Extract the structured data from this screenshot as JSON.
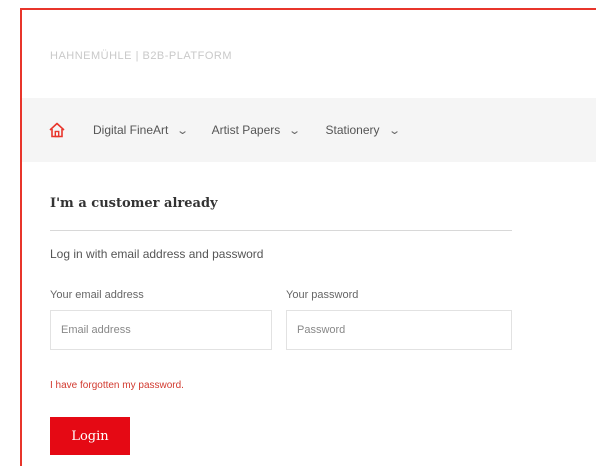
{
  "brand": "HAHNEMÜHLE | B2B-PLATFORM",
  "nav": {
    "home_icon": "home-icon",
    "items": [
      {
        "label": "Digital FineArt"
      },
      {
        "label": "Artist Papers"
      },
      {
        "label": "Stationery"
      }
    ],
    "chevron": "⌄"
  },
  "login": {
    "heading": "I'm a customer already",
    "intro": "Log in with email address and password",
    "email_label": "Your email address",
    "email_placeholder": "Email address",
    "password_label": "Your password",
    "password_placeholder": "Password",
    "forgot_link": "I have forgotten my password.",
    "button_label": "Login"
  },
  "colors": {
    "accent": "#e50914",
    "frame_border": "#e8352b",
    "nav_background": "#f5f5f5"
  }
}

> STATED GOAL: Find how many of the lines above have the word "Your" in them. State only that number.

> ANSWER IN FULL: 2